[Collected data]
------
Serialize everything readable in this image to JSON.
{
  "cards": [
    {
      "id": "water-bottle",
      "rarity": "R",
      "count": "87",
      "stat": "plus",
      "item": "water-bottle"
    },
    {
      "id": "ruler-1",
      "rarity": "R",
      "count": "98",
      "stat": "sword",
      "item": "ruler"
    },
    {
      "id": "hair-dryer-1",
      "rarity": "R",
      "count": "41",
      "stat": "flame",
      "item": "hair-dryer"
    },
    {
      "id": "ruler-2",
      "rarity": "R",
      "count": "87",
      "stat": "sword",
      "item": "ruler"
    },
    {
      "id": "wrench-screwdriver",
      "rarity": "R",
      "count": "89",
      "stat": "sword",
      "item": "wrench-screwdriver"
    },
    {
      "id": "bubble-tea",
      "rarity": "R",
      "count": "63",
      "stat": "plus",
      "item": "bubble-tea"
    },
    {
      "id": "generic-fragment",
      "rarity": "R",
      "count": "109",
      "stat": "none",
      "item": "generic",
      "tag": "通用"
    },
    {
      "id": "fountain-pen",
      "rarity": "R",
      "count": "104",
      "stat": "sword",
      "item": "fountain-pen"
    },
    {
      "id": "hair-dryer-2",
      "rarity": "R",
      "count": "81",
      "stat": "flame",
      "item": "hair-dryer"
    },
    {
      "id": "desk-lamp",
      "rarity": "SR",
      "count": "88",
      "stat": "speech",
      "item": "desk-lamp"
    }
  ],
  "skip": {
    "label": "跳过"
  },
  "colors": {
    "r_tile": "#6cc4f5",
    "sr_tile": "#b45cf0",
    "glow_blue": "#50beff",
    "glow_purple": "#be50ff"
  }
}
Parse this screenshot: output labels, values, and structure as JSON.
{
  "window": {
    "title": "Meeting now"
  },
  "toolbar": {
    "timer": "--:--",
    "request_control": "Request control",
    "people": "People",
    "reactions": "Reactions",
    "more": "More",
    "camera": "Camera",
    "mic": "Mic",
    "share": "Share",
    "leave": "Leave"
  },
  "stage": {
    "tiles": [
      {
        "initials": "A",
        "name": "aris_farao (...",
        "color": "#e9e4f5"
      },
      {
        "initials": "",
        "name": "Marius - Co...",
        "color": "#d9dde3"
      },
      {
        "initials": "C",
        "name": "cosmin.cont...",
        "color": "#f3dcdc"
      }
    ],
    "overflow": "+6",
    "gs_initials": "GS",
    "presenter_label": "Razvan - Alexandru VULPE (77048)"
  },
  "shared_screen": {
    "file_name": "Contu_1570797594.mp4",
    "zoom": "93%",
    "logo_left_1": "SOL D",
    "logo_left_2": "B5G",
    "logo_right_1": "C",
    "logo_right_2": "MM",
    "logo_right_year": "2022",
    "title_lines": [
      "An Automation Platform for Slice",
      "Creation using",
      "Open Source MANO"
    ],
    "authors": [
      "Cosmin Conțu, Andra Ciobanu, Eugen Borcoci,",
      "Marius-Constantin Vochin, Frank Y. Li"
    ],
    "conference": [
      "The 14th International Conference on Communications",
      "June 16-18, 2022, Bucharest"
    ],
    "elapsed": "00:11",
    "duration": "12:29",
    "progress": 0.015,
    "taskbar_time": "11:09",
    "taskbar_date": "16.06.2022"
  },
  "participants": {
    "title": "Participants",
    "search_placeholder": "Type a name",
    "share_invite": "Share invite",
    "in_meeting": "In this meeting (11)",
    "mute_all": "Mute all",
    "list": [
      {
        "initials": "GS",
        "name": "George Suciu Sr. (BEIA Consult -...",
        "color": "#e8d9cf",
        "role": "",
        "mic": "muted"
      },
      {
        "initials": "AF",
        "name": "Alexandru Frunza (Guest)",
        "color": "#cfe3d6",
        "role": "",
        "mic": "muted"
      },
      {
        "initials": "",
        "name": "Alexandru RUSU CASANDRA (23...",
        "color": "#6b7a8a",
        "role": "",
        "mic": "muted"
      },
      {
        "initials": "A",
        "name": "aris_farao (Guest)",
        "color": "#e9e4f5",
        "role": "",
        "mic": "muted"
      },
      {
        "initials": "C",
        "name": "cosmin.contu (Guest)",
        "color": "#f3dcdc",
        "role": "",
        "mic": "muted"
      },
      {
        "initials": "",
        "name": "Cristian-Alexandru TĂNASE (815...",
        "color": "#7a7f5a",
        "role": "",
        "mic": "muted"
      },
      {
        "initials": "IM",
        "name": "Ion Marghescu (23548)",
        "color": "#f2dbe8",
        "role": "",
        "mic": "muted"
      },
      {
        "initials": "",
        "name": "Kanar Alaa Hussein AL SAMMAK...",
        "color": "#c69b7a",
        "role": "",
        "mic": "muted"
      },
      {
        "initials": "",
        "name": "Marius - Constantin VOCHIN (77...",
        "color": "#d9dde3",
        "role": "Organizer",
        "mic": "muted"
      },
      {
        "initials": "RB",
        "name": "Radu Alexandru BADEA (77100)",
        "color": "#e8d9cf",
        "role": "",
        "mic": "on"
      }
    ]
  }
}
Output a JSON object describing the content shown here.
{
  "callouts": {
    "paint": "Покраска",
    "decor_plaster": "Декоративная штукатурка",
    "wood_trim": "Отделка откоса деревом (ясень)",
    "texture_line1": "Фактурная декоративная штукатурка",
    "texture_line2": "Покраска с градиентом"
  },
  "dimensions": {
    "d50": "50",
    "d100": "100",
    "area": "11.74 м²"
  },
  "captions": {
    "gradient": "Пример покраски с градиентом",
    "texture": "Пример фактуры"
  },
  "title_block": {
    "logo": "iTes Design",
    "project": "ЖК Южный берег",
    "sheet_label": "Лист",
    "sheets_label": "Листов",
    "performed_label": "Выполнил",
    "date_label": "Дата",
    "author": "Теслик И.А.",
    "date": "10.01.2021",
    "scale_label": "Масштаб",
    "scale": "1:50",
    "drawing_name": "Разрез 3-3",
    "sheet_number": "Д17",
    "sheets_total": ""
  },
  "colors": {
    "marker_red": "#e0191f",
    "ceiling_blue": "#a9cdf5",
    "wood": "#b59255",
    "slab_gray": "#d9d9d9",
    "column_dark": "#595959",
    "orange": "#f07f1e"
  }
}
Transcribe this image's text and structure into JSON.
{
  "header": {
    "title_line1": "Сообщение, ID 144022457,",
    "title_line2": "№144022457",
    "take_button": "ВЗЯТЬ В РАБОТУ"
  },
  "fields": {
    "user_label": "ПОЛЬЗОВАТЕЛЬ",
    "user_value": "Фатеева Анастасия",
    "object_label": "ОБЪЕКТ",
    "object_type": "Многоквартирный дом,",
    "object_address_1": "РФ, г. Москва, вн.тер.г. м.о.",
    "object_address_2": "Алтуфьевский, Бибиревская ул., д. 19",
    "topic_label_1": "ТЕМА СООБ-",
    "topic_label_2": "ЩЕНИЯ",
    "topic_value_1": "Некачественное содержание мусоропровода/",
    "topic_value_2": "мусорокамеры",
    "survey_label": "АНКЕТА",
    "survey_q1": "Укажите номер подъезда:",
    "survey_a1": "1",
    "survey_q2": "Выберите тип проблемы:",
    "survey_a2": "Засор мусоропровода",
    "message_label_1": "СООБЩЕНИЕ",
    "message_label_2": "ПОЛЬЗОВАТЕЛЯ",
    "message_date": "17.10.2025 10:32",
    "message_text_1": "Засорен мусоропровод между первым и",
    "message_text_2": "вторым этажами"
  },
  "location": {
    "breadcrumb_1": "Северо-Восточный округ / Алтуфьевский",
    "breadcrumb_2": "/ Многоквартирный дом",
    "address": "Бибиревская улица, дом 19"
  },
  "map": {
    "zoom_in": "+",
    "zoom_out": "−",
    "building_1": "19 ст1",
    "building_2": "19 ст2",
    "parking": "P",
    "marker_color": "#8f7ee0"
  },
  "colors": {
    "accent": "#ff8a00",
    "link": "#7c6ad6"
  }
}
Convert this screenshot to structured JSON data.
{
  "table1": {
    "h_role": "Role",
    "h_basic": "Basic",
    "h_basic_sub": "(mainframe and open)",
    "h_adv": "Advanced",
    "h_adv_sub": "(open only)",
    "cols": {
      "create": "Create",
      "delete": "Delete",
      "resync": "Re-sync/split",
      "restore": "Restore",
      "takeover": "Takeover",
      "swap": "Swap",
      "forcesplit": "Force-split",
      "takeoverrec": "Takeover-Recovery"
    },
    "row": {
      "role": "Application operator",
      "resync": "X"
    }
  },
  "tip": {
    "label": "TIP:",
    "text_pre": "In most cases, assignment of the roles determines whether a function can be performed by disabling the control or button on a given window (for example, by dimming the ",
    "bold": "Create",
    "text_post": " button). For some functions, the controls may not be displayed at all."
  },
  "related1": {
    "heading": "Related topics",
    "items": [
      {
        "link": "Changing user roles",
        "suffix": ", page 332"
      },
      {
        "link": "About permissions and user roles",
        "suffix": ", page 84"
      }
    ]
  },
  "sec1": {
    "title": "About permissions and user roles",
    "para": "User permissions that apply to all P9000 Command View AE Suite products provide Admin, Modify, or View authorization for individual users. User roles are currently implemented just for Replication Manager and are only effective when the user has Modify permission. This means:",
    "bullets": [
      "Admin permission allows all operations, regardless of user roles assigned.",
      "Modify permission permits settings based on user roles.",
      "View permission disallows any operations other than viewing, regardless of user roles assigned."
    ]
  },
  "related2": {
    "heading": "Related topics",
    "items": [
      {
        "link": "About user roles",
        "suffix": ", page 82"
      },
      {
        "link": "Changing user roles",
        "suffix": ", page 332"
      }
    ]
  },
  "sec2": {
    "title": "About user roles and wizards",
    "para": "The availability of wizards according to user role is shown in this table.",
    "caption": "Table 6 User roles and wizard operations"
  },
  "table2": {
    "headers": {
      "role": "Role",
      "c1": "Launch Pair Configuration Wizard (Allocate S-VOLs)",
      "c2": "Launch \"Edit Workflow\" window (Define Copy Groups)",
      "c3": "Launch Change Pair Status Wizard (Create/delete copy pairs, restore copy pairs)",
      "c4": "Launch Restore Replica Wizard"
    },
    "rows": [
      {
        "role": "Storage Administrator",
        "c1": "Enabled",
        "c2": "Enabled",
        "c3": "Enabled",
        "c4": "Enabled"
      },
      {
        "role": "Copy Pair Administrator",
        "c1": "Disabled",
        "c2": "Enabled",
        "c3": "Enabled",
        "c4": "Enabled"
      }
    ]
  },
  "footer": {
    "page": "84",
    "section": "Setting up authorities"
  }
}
------
● Exercise description: Give the number of lines in the records that contain the string "Pair", and nothing besides.

● Finished task: 3